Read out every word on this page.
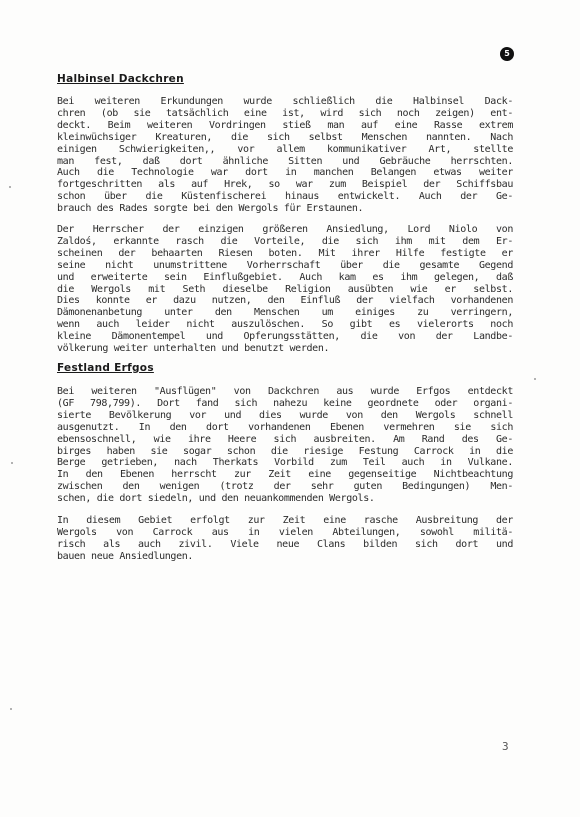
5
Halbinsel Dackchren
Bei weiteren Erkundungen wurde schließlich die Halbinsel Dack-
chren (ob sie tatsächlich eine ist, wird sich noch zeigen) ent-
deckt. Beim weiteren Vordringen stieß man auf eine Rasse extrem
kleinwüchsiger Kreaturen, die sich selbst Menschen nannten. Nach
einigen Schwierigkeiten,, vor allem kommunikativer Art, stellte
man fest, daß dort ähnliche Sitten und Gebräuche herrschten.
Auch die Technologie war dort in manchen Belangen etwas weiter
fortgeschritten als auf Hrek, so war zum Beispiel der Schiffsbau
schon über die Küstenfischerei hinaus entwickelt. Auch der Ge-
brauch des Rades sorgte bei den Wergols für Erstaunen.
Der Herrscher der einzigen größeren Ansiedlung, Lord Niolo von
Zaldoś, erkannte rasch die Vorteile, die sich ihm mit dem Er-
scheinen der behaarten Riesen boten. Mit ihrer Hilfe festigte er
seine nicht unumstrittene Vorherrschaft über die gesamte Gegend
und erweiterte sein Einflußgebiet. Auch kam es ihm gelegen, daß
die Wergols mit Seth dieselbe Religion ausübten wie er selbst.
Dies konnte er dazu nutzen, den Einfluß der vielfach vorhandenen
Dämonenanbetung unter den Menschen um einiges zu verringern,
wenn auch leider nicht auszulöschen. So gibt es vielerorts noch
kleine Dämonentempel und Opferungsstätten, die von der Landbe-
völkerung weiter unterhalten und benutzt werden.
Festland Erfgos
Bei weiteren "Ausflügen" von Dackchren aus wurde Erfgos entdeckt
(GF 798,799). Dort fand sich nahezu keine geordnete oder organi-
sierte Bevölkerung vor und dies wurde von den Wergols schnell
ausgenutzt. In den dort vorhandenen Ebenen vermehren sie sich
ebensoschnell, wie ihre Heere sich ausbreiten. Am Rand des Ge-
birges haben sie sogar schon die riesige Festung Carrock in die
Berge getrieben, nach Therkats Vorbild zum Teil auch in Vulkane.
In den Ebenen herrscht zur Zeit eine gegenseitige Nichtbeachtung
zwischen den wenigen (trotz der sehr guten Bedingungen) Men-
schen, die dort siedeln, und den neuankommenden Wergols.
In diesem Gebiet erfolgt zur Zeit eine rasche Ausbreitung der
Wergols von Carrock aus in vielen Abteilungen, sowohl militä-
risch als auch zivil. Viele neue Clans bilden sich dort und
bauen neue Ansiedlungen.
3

PROBLEM REQUIREMENTS:
Return every line above that contains the word "Halbinsel".

RESPONSE FOR THIS EXERCISE:
Halbinsel Dackchren
Bei weiteren Erkundungen wurde schließlich die Halbinsel Dack-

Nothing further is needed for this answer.